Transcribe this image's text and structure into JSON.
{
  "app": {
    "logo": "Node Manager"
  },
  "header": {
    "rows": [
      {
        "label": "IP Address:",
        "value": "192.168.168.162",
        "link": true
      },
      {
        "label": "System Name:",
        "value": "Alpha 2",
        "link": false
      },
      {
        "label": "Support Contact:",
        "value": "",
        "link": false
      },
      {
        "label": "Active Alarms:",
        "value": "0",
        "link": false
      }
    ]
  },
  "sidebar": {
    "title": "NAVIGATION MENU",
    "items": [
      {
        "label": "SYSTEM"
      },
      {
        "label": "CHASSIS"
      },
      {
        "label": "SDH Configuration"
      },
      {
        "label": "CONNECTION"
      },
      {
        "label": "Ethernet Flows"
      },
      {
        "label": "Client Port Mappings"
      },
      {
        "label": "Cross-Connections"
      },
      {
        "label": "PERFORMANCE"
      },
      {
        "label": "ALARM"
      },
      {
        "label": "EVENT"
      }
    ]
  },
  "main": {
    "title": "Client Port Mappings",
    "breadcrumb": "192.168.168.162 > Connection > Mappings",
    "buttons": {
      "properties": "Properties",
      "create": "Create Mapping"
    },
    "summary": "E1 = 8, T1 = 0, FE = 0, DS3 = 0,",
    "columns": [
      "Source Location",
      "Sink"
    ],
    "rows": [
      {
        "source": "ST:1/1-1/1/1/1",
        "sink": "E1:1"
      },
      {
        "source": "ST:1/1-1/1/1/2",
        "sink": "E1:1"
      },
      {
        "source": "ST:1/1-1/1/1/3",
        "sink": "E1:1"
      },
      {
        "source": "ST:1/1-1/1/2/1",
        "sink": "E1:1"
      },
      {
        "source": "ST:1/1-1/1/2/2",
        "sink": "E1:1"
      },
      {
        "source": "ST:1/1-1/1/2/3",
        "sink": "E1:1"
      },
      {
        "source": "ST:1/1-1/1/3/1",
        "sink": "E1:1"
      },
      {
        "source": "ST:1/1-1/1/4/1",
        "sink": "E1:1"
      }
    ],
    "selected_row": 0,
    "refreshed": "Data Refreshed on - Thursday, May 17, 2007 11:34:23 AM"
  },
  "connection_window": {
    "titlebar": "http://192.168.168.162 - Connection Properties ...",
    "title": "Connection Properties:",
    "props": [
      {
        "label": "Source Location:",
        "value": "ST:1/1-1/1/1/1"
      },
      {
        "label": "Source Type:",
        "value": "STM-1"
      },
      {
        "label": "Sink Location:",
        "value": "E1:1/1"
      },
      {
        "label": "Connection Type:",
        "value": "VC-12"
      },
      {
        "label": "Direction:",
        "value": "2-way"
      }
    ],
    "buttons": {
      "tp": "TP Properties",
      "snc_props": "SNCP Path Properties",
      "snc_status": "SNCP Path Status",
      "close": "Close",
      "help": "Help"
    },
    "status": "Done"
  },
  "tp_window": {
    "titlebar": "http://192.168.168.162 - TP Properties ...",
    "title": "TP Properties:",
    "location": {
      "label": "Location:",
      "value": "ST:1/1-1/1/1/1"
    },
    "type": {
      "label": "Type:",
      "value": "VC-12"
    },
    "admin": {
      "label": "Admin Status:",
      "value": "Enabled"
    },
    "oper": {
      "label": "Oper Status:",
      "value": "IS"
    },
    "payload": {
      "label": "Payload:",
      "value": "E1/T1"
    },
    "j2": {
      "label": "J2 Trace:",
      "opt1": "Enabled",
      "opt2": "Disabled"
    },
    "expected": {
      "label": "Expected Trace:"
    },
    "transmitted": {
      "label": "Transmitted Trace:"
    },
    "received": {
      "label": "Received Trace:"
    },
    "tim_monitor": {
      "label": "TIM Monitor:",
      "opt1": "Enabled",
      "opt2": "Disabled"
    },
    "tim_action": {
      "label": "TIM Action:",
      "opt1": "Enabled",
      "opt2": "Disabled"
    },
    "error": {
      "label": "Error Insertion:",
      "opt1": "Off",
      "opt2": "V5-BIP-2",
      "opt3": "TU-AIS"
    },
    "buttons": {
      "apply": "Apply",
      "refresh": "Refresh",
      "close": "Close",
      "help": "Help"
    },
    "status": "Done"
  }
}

::::

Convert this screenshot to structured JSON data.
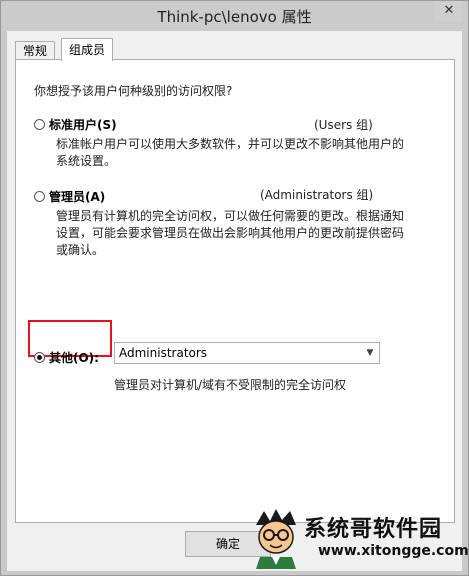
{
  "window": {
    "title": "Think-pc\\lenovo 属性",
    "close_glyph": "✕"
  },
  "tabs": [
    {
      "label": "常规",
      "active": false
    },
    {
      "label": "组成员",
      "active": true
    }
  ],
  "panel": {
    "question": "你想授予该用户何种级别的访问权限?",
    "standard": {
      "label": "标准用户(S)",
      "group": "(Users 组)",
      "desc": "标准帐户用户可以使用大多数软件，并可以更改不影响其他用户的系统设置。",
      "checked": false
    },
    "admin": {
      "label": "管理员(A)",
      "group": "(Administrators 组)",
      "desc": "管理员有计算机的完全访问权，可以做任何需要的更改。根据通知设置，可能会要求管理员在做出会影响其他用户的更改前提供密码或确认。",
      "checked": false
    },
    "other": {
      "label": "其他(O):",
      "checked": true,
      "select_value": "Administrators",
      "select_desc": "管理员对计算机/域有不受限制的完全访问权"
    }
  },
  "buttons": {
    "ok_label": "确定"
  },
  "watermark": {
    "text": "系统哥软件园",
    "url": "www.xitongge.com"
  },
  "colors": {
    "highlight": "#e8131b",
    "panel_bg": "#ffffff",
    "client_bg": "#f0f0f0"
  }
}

::::

REQUIREMENT: Within the listing, how many lines hold the word "this"? Only the number is to be given.

TASK SOLUTION: 2